[GIVEN REQUEST] Quote the entries word for word. Omit the pictures.

[DATA SHOWN]
———
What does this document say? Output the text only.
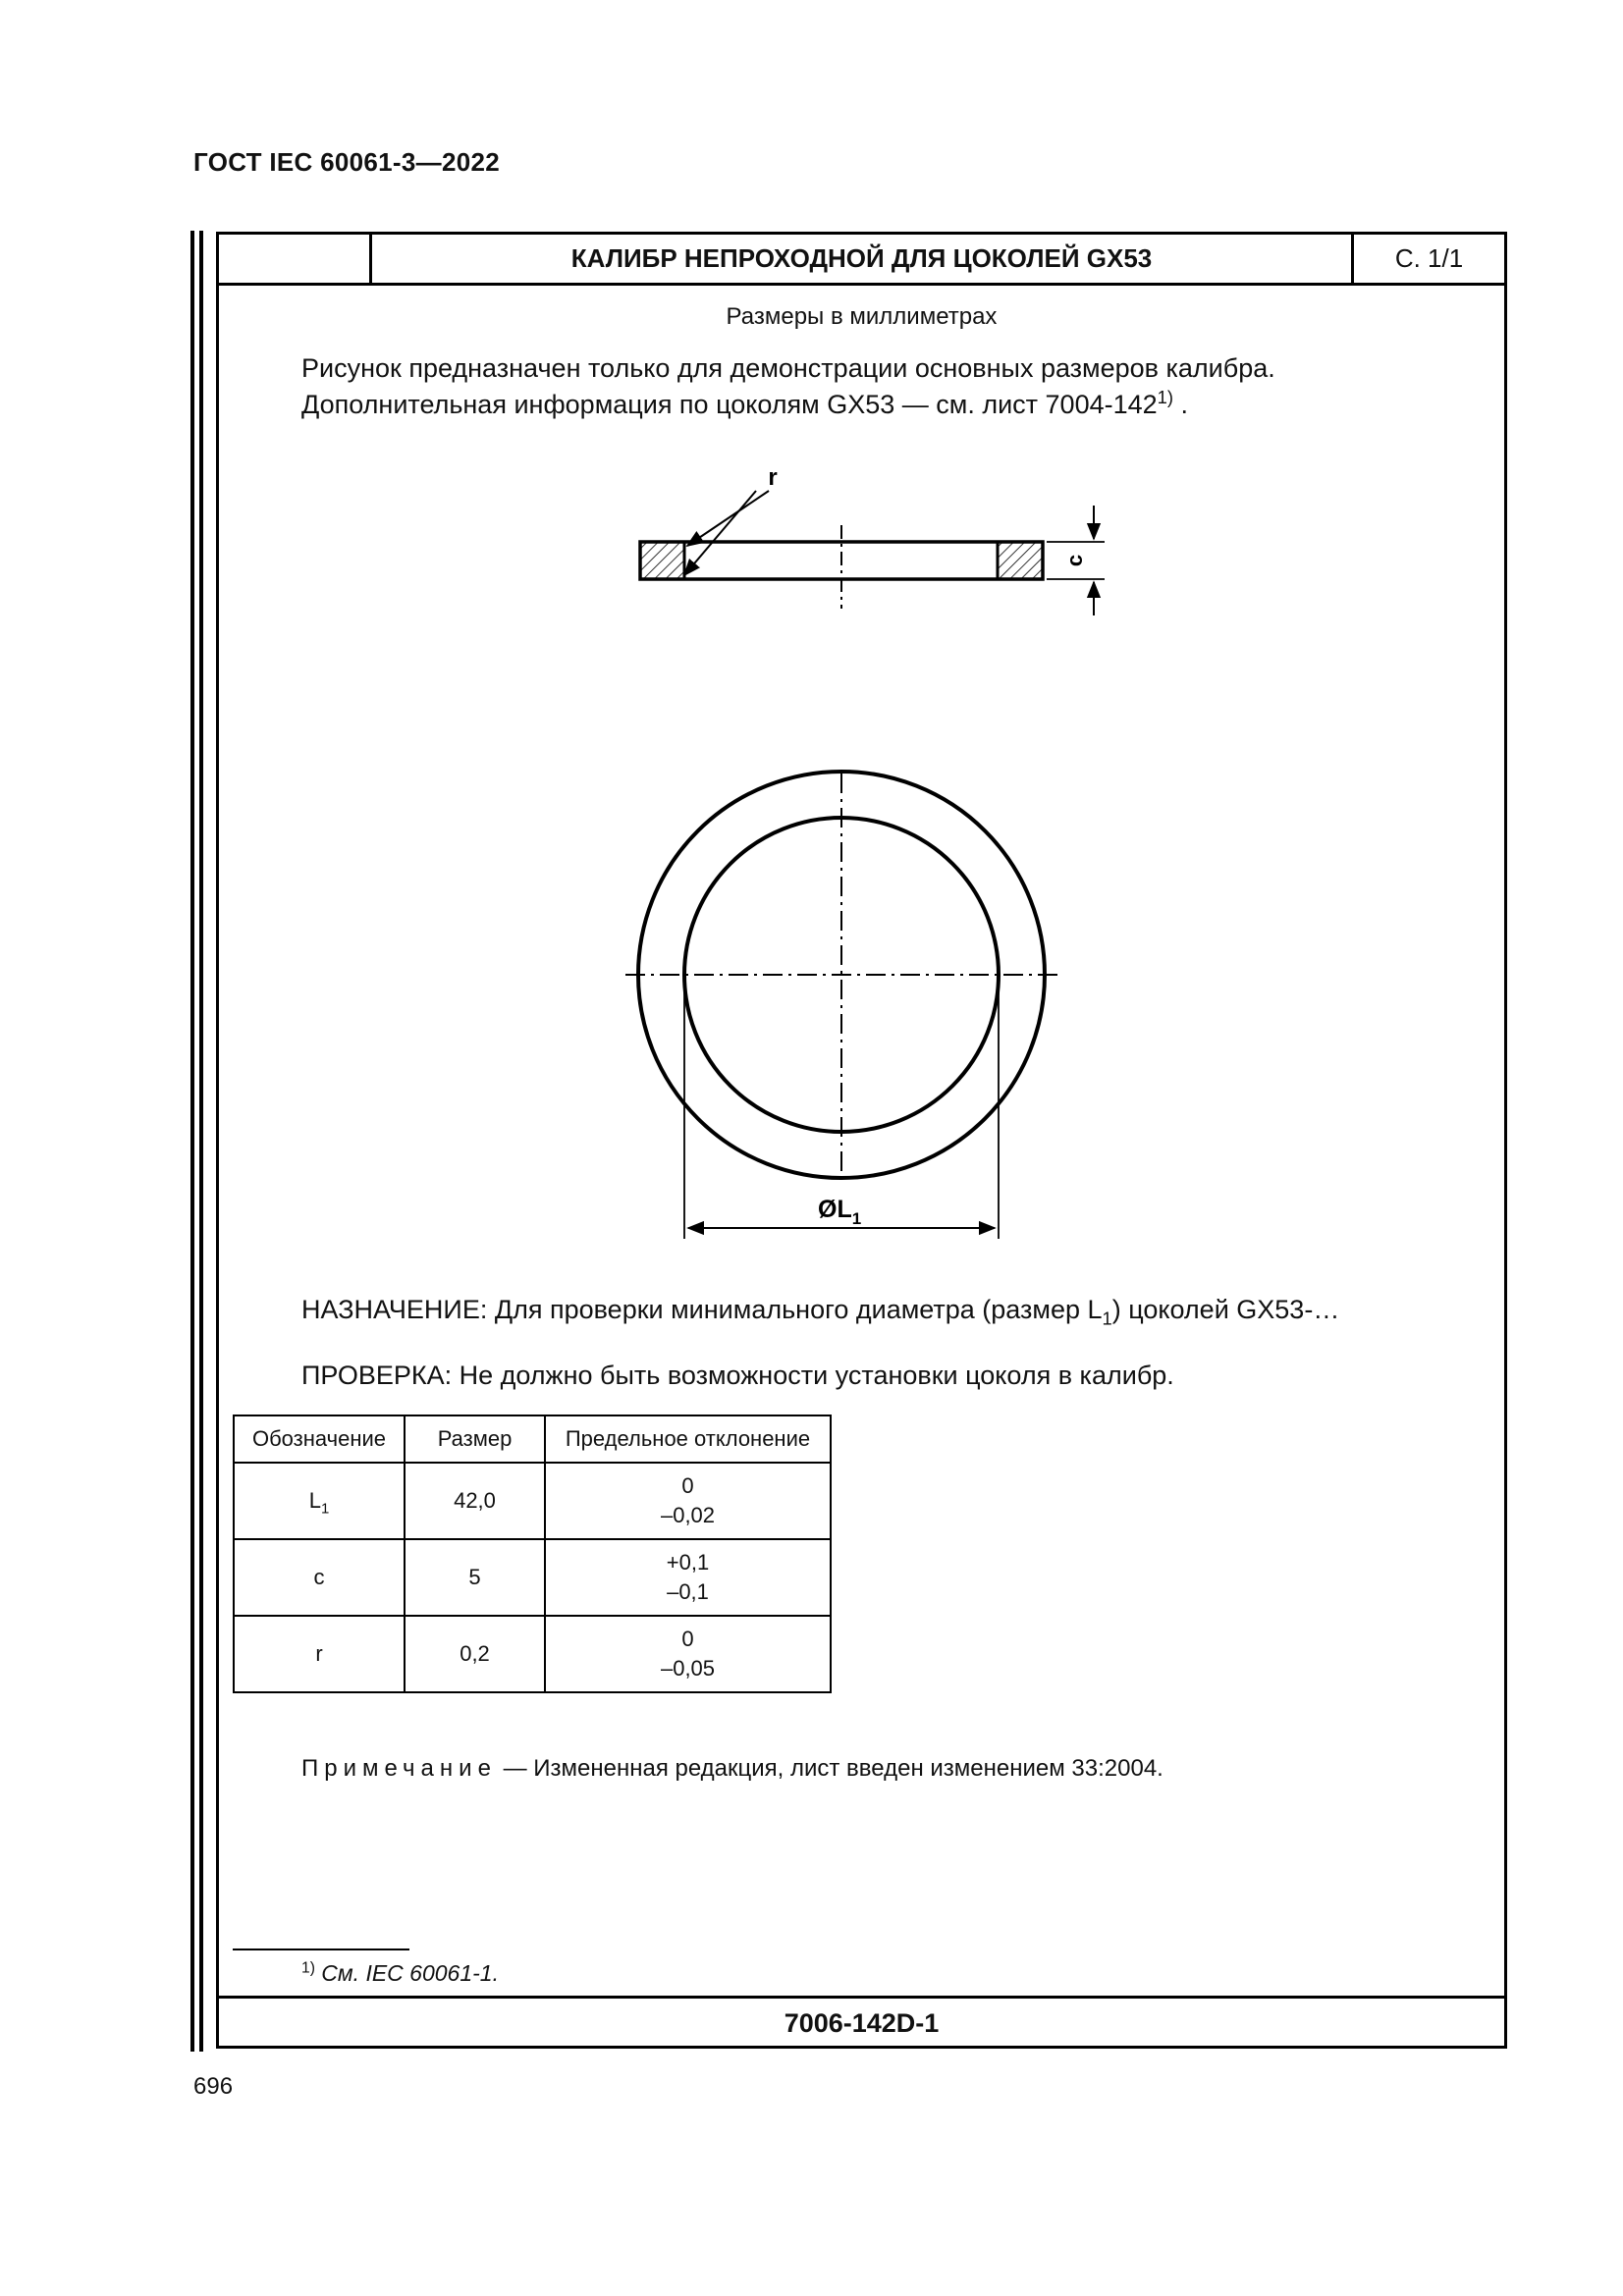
ГОСТ IEC 60061-3—2022
КАЛИБР НЕПРОХОДНОЙ ДЛЯ ЦОКОЛЕЙ GX53	С. 1/1
Размеры в миллиметрах
Рисунок предназначен только для демонстрации основных размеров калибра.
Дополнительная информация по цоколям GX53 — см. лист 7004-142$^{1)}$ .
r
c
$ØL_1$
НАЗНАЧЕНИЕ: Для проверки минимального диаметра (размер $L_1$) цоколей GX53-…
ПРОВЕРКА: Не должно быть возможности установки цоколя в калибр.
Обозначение	Размер	Предельное отклонение
$L_1$	42,0	0
–0,02

c	5	+0,1
–0,1

r	0,2	0
–0,05
Примечание — Измененная редакция, лист введен изменением 33:2004.
$^{1)}$ См. IEC 60061-1.
7006-142D-1
696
———
[WRITTEN RESPONSE]
What does this document say? Output the text only.
ГОСТ IEC 60061-3—2022
КАЛИБР НЕПРОХОДНОЙ ДЛЯ ЦОКОЛЕЙ GX53	С. 1/1
Размеры в миллиметрах
Рисунок предназначен только для демонстрации основных размеров калибра.
Дополнительная информация по цоколям GX53 — см. лист 7004-142$^{1)}$ .
r
c
$ØL_1$
НАЗНАЧЕНИЕ: Для проверки минимального диаметра (размер $L_1$) цоколей GX53-…
ПРОВЕРКА: Не должно быть возможности установки цоколя в калибр.
Обозначение	Размер	Предельное отклонение
$L_1$	42,0	0
–0,02

c	5	+0,1
–0,1

r	0,2	0
–0,05
Примечание — Измененная редакция, лист введен изменением 33:2004.
$^{1)}$ См. IEC 60061-1.
7006-142D-1
696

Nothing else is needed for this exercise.